Problem — Identify the lines that contain the string "xlabel" and copy all of them.

## BEGIN Record excerpts

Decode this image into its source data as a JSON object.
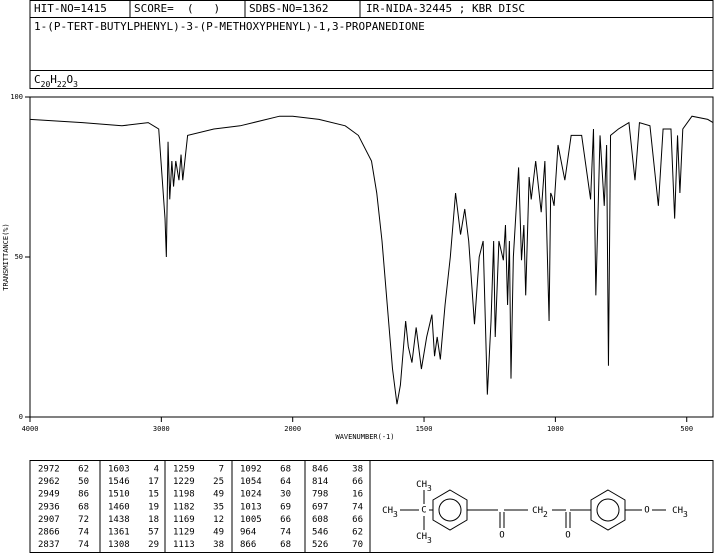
{
  "header": {
    "hit_no": "HIT-NO=1415",
    "score": "SCORE=  (   )",
    "sdbs_no": "SDBS-NO=1362",
    "source": "IR-NIDA-32445 ; KBR DISC",
    "name": "1-(P-TERT-BUTYLPHENYL)-3-(P-METHOXYPHENYL)-1,3-PROPANEDIONE",
    "formula": [
      "C",
      "20",
      "H",
      "22",
      "O",
      "3"
    ]
  },
  "chart_data": {
    "type": "line",
    "xlabel": "WAVENUMBER(-1)",
    "ylabel": "TRANSMITTANCE(%)",
    "xlim": [
      4000,
      400
    ],
    "xscale_break": 2000,
    "ylim": [
      0,
      100
    ],
    "xticks": [
      4000,
      3000,
      2000,
      1500,
      1000,
      500
    ],
    "yticks": [
      0,
      50,
      100
    ],
    "color": "#000000",
    "x": [
      4000,
      3600,
      3300,
      3100,
      3020,
      2972,
      2962,
      2949,
      2936,
      2920,
      2907,
      2890,
      2866,
      2850,
      2837,
      2800,
      2600,
      2400,
      2300,
      2100,
      2000,
      1900,
      1800,
      1750,
      1700,
      1680,
      1660,
      1640,
      1620,
      1603,
      1590,
      1570,
      1560,
      1546,
      1530,
      1510,
      1490,
      1470,
      1460,
      1450,
      1438,
      1420,
      1400,
      1380,
      1361,
      1345,
      1330,
      1308,
      1290,
      1275,
      1259,
      1245,
      1235,
      1229,
      1215,
      1198,
      1190,
      1182,
      1175,
      1169,
      1160,
      1140,
      1129,
      1120,
      1113,
      1100,
      1092,
      1075,
      1054,
      1040,
      1024,
      1018,
      1013,
      1005,
      990,
      964,
      940,
      900,
      866,
      855,
      846,
      830,
      814,
      805,
      798,
      790,
      760,
      720,
      697,
      680,
      640,
      608,
      590,
      560,
      546,
      535,
      526,
      515,
      480,
      420,
      400
    ],
    "values": [
      93,
      92,
      91,
      92,
      90,
      62,
      50,
      86,
      68,
      80,
      72,
      80,
      74,
      82,
      74,
      88,
      90,
      91,
      92,
      94,
      94,
      93,
      91,
      88,
      80,
      70,
      55,
      35,
      15,
      4,
      10,
      30,
      22,
      17,
      28,
      15,
      25,
      32,
      19,
      25,
      18,
      35,
      50,
      70,
      57,
      65,
      55,
      29,
      50,
      55,
      7,
      30,
      55,
      25,
      55,
      49,
      60,
      35,
      55,
      12,
      50,
      78,
      49,
      60,
      38,
      75,
      68,
      80,
      64,
      80,
      30,
      70,
      69,
      66,
      85,
      74,
      88,
      88,
      68,
      90,
      38,
      88,
      66,
      85,
      16,
      88,
      90,
      92,
      74,
      92,
      91,
      66,
      90,
      90,
      62,
      88,
      70,
      90,
      94,
      93,
      92
    ]
  },
  "peak_table": [
    [
      [
        2972,
        62
      ],
      [
        2962,
        50
      ],
      [
        2949,
        86
      ],
      [
        2936,
        68
      ],
      [
        2907,
        72
      ],
      [
        2866,
        74
      ],
      [
        2837,
        74
      ]
    ],
    [
      [
        1603,
        4
      ],
      [
        1546,
        17
      ],
      [
        1510,
        15
      ],
      [
        1460,
        19
      ],
      [
        1438,
        18
      ],
      [
        1361,
        57
      ],
      [
        1308,
        29
      ]
    ],
    [
      [
        1259,
        7
      ],
      [
        1229,
        25
      ],
      [
        1198,
        49
      ],
      [
        1182,
        35
      ],
      [
        1169,
        12
      ],
      [
        1129,
        49
      ],
      [
        1113,
        38
      ]
    ],
    [
      [
        1092,
        68
      ],
      [
        1054,
        64
      ],
      [
        1024,
        30
      ],
      [
        1013,
        69
      ],
      [
        1005,
        66
      ],
      [
        964,
        74
      ],
      [
        866,
        68
      ]
    ],
    [
      [
        846,
        38
      ],
      [
        814,
        66
      ],
      [
        798,
        16
      ],
      [
        697,
        74
      ],
      [
        608,
        66
      ],
      [
        546,
        62
      ],
      [
        526,
        70
      ]
    ]
  ],
  "structure": {
    "ch3_top": [
      "CH",
      "3"
    ],
    "ch3_left": [
      "CH",
      "3"
    ],
    "ch3_bottom": [
      "CH",
      "3"
    ],
    "c_quat": "C",
    "o_left": "O",
    "ch2": [
      "CH",
      "2"
    ],
    "o_right": "O",
    "o_ether": "O",
    "ch3_right": [
      "CH",
      "3"
    ]
  }
}
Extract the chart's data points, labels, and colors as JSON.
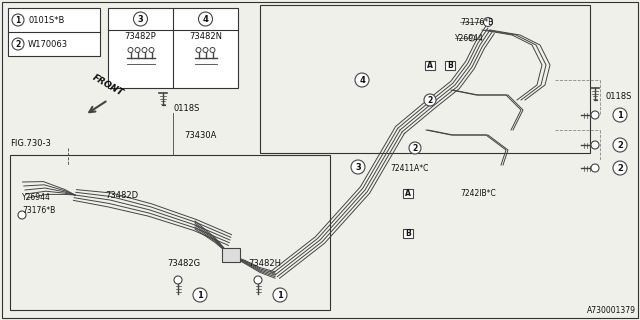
{
  "bg_color": "#f0f0eb",
  "line_color": "#444444",
  "border_color": "#333333",
  "text_color": "#111111",
  "part_number": "A730001379",
  "labels": {
    "item1": "0101S*B",
    "item2": "W170063",
    "item3": "73482P",
    "item4": "73482N",
    "part_0118S_center": "0118S",
    "part_0118S_right1": "0118S",
    "part_73430A": "73430A",
    "part_73176B_top": "73176*B",
    "part_Y26944_top": "Y26944",
    "part_73176B_left": "73176*B",
    "part_Y26944_left": "Y26944",
    "part_73482D": "73482D",
    "part_73482G": "73482G",
    "part_73482H": "73482H",
    "part_72411A": "72411A*C",
    "part_72421B": "7242lB*C",
    "fig_ref": "FIG.730-3",
    "front_label": "FRONT"
  },
  "dashed_color": "#888888",
  "box_fill": "#ffffff",
  "pipe_offsets": [
    -8,
    -4,
    0,
    4,
    8
  ]
}
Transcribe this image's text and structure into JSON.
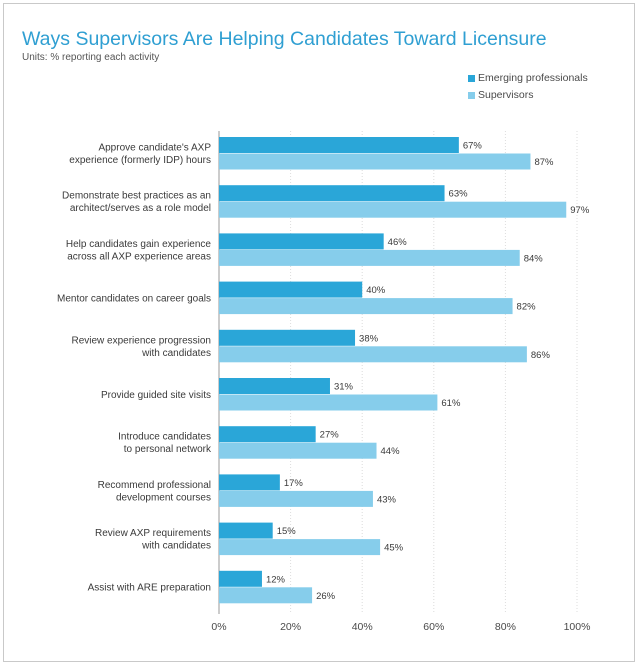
{
  "chart_data": {
    "type": "bar",
    "orientation": "horizontal",
    "title": "Ways Supervisors Are Helping Candidates Toward Licensure",
    "subtitle": "Units: % reporting each activity",
    "categories": [
      [
        "Approve candidate's AXP",
        "experience (formerly IDP) hours"
      ],
      [
        "Demonstrate best practices as an",
        "architect/serves as a role model"
      ],
      [
        "Help candidates gain experience",
        "across all AXP experience areas"
      ],
      [
        "Mentor candidates on career goals"
      ],
      [
        "Review experience progression",
        "with candidates"
      ],
      [
        "Provide guided site visits"
      ],
      [
        "Introduce candidates",
        "to personal network"
      ],
      [
        "Recommend professional",
        "development courses"
      ],
      [
        "Review AXP requirements",
        "with candidates"
      ],
      [
        "Assist with ARE preparation"
      ]
    ],
    "series": [
      {
        "name": "Emerging professionals",
        "color": "#2aa6d8",
        "values": [
          67,
          63,
          46,
          40,
          38,
          31,
          27,
          17,
          15,
          12
        ]
      },
      {
        "name": "Supervisors",
        "color": "#86cdeb",
        "values": [
          87,
          97,
          84,
          82,
          86,
          61,
          44,
          43,
          45,
          26
        ]
      }
    ],
    "xlim": [
      0,
      100
    ],
    "xticks": [
      0,
      20,
      40,
      60,
      80,
      100
    ],
    "tick_suffix": "%",
    "label_suffix": "%",
    "legend": "top-right"
  }
}
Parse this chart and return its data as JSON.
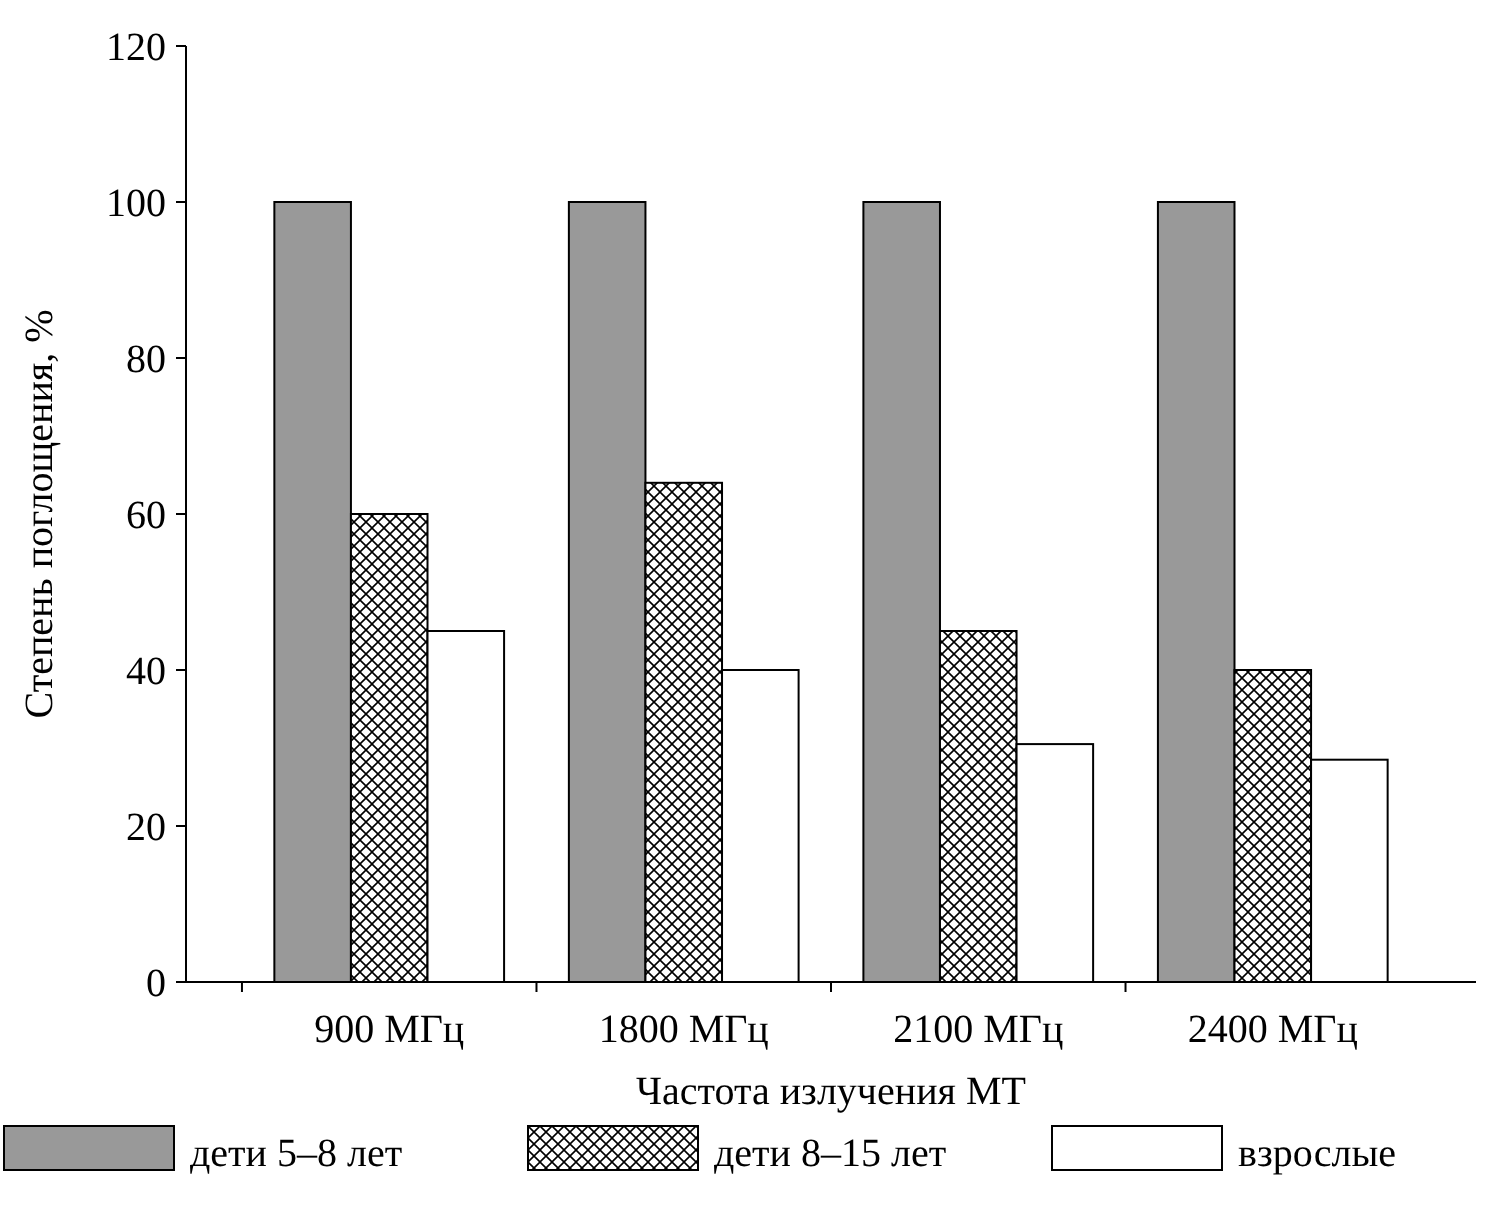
{
  "chart_data": {
    "type": "bar",
    "xlabel": "Частота излучения МТ",
    "ylabel": "Степень поглощения, %",
    "categories": [
      "900 МГц",
      "1800 МГц",
      "2100 МГц",
      "2400 МГц"
    ],
    "series": [
      {
        "name": "дети 5–8 лет",
        "color": "#999999",
        "values": [
          100,
          100,
          100,
          100
        ]
      },
      {
        "name": "дети 8–15 лет",
        "color": "#000000",
        "values": [
          60,
          64,
          45,
          40
        ]
      },
      {
        "name": "взрослые",
        "color": "#ffffff",
        "values": [
          45,
          40,
          30.5,
          28.5
        ]
      }
    ],
    "ylim": [
      0,
      120
    ],
    "yticks": [
      0,
      20,
      40,
      60,
      80,
      100,
      120
    ],
    "grid": false,
    "legend": "bottom"
  }
}
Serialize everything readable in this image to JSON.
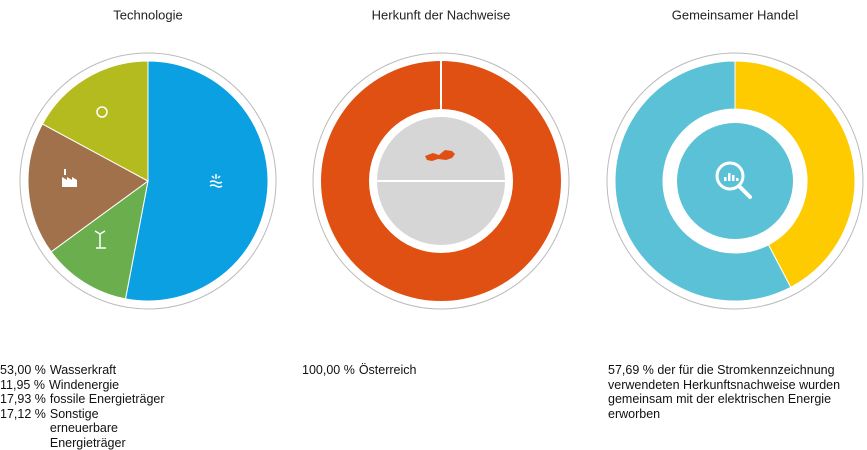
{
  "chart_data": [
    {
      "type": "pie",
      "title": "Technologie",
      "categories": [
        "Wasserkraft",
        "Windenergie",
        "fossile Energieträger",
        "Sonstige erneuerbare Energieträger"
      ],
      "values": [
        53.0,
        11.95,
        17.93,
        17.12
      ],
      "value_labels": [
        "53,00 %",
        "11,95 %",
        "17,93 %",
        "17,12 %"
      ],
      "colors": [
        "#0aa0e2",
        "#6aae4e",
        "#a0714a",
        "#b4bb1e"
      ]
    },
    {
      "type": "donut",
      "title": "Herkunft der Nachweise",
      "categories": [
        "Österreich"
      ],
      "values": [
        100.0
      ],
      "value_labels": [
        "100,00 %"
      ],
      "colors": [
        "#e05013"
      ]
    },
    {
      "type": "donut",
      "title": "Gemeinsamer Handel",
      "categories": [
        null,
        null
      ],
      "values": [
        42.31,
        57.69
      ],
      "value_labels": [
        null,
        "57,69 %"
      ],
      "description": "der für die Stromkennzeichnung verwendeten Herkunftsnachweise wurden gemeinsam mit der elektrischen Energie erworben",
      "colors": [
        "#fecb00",
        "#5bc1d7"
      ]
    }
  ]
}
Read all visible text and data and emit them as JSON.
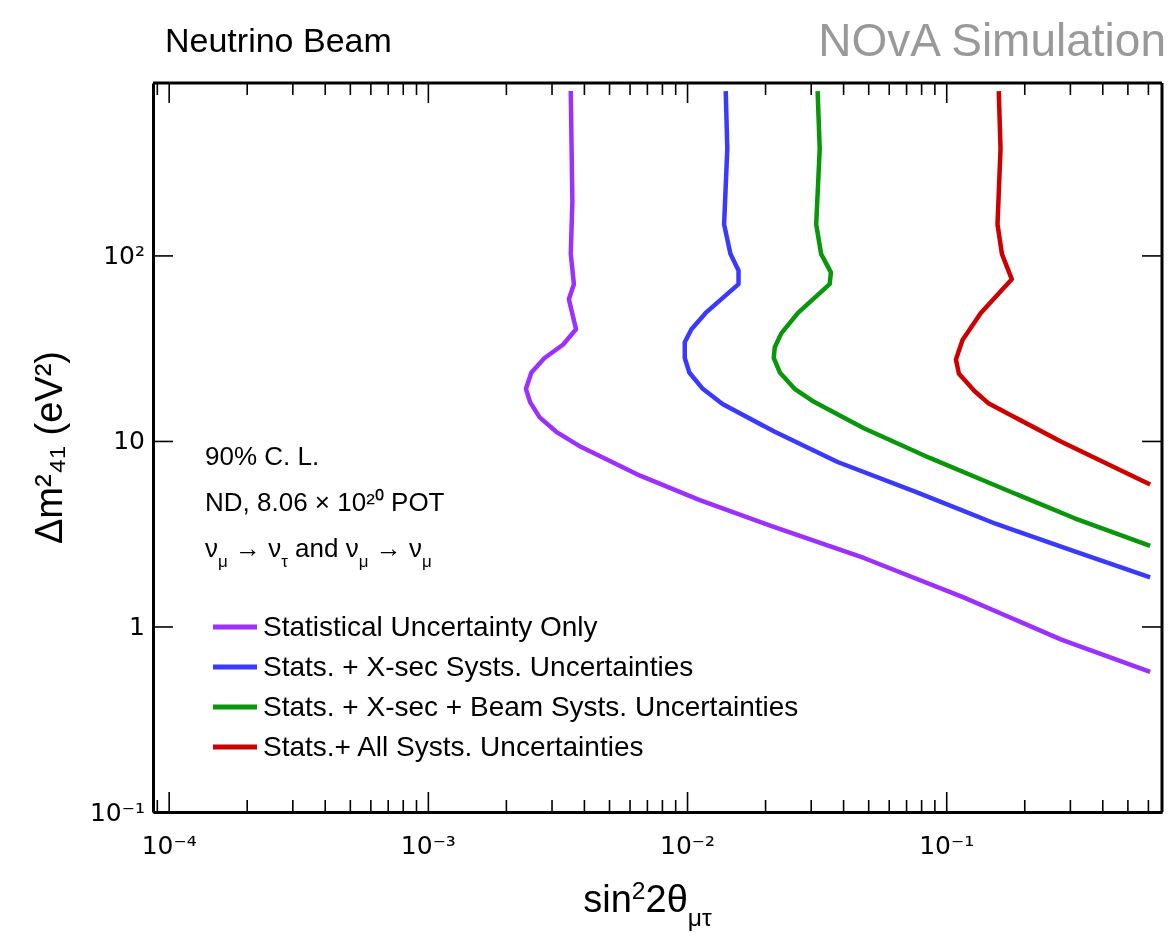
{
  "chart_data": {
    "type": "line",
    "title": "Neutrino Beam",
    "subtitle": "NOvA Simulation",
    "xlabel": "sin$^{2}$2θ$_{μτ}$",
    "ylabel": "Δm²₄₁ (eV²)",
    "annotations": [
      "90% C. L.",
      "ND, 8.06 × 10²⁰ POT",
      "ν$_{μ}$ → ν$_{τ}$ and ν$_{μ}$ → ν$_{μ}$"
    ],
    "log": "xy",
    "xlim": [
      8.7e-05,
      0.68
    ],
    "ylim": [
      0.1,
      850
    ],
    "xticks": [
      {
        "value": 9e-05,
        "label": null
      },
      {
        "value": 0.0001,
        "label": "10⁻⁴"
      },
      {
        "value": 0.0002,
        "label": null
      },
      {
        "value": 0.0003,
        "label": null
      },
      {
        "value": 0.0004,
        "label": null
      },
      {
        "value": 0.0005,
        "label": null
      },
      {
        "value": 0.0006,
        "label": null
      },
      {
        "value": 0.0007,
        "label": null
      },
      {
        "value": 0.0008,
        "label": null
      },
      {
        "value": 0.0009,
        "label": null
      },
      {
        "value": 0.001,
        "label": "10⁻³"
      },
      {
        "value": 0.002,
        "label": null
      },
      {
        "value": 0.003,
        "label": null
      },
      {
        "value": 0.004,
        "label": null
      },
      {
        "value": 0.005,
        "label": null
      },
      {
        "value": 0.006,
        "label": null
      },
      {
        "value": 0.007,
        "label": null
      },
      {
        "value": 0.008,
        "label": null
      },
      {
        "value": 0.009,
        "label": null
      },
      {
        "value": 0.01,
        "label": "10⁻²"
      },
      {
        "value": 0.02,
        "label": null
      },
      {
        "value": 0.03,
        "label": null
      },
      {
        "value": 0.04,
        "label": null
      },
      {
        "value": 0.05,
        "label": null
      },
      {
        "value": 0.06,
        "label": null
      },
      {
        "value": 0.07,
        "label": null
      },
      {
        "value": 0.08,
        "label": null
      },
      {
        "value": 0.09,
        "label": null
      },
      {
        "value": 0.1,
        "label": "10⁻¹"
      },
      {
        "value": 0.2,
        "label": null
      },
      {
        "value": 0.3,
        "label": null
      },
      {
        "value": 0.4,
        "label": null
      },
      {
        "value": 0.5,
        "label": null
      },
      {
        "value": 0.6,
        "label": null
      }
    ],
    "yticks": [
      {
        "value": 0.1,
        "label": "10⁻¹"
      },
      1,
      10,
      {
        "value": 100,
        "label": "10²"
      }
    ],
    "grid": false,
    "legend": "bottom left",
    "marker": "none",
    "line_style": "solid",
    "series": [
      {
        "name": "Statistical Uncertainty Only",
        "color": "#9b30ff",
        "x": [
          0.00356,
          0.00361,
          0.00356,
          0.00366,
          0.0035,
          0.00373,
          0.00332,
          0.00282,
          0.00251,
          0.00239,
          0.00248,
          0.0027,
          0.00313,
          0.00389,
          0.00659,
          0.0112,
          0.0212,
          0.0481,
          0.116,
          0.278,
          0.612
        ],
        "values": [
          769,
          195,
          102,
          70,
          58,
          40,
          33,
          28,
          23.4,
          19.1,
          16.2,
          13.4,
          11.2,
          9.3,
          6.5,
          4.8,
          3.47,
          2.34,
          1.44,
          0.85,
          0.57
        ]
      },
      {
        "name": "Stats. + X-sec Systs. Uncertainties",
        "color": "#3a3aff",
        "x": [
          0.0141,
          0.0143,
          0.0139,
          0.0147,
          0.0158,
          0.0158,
          0.0118,
          0.0104,
          0.0098,
          0.0098,
          0.0102,
          0.0115,
          0.0137,
          0.0218,
          0.0381,
          0.0767,
          0.155,
          0.313,
          0.612
        ],
        "values": [
          769,
          375,
          147,
          102,
          83,
          70,
          49,
          40,
          34,
          28,
          23.4,
          19.1,
          15.8,
          11.2,
          7.7,
          5.3,
          3.58,
          2.54,
          1.84
        ]
      },
      {
        "name": "Stats. + X-sec + Beam Systs. Uncertainties",
        "color": "#0a960a",
        "x": [
          0.0319,
          0.0325,
          0.0315,
          0.0329,
          0.0359,
          0.0355,
          0.0268,
          0.0231,
          0.0218,
          0.0216,
          0.0228,
          0.026,
          0.031,
          0.0481,
          0.0864,
          0.155,
          0.313,
          0.612
        ],
        "values": [
          769,
          375,
          147,
          102,
          81,
          70,
          49,
          38,
          32,
          28,
          23.4,
          19.1,
          16.2,
          11.7,
          8.1,
          5.75,
          3.83,
          2.72
        ]
      },
      {
        "name": "Stats.+ All Systs. Uncertainties",
        "color": "#cc0000",
        "x": [
          0.1595,
          0.162,
          0.1577,
          0.164,
          0.179,
          0.136,
          0.1156,
          0.109,
          0.112,
          0.1285,
          0.146,
          0.278,
          0.612
        ],
        "values": [
          769,
          375,
          147,
          102,
          74.5,
          49,
          35,
          27.5,
          23,
          18.6,
          15.9,
          9.9,
          5.82
        ]
      }
    ]
  }
}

## END Record excerpts

Task result —
    "xlabel": "WAVENUMBER(-1)",
    "xlabel": "Частота излучения МТ",
    "xlabel": "sin$^{2}$2θ$_{μτ}$",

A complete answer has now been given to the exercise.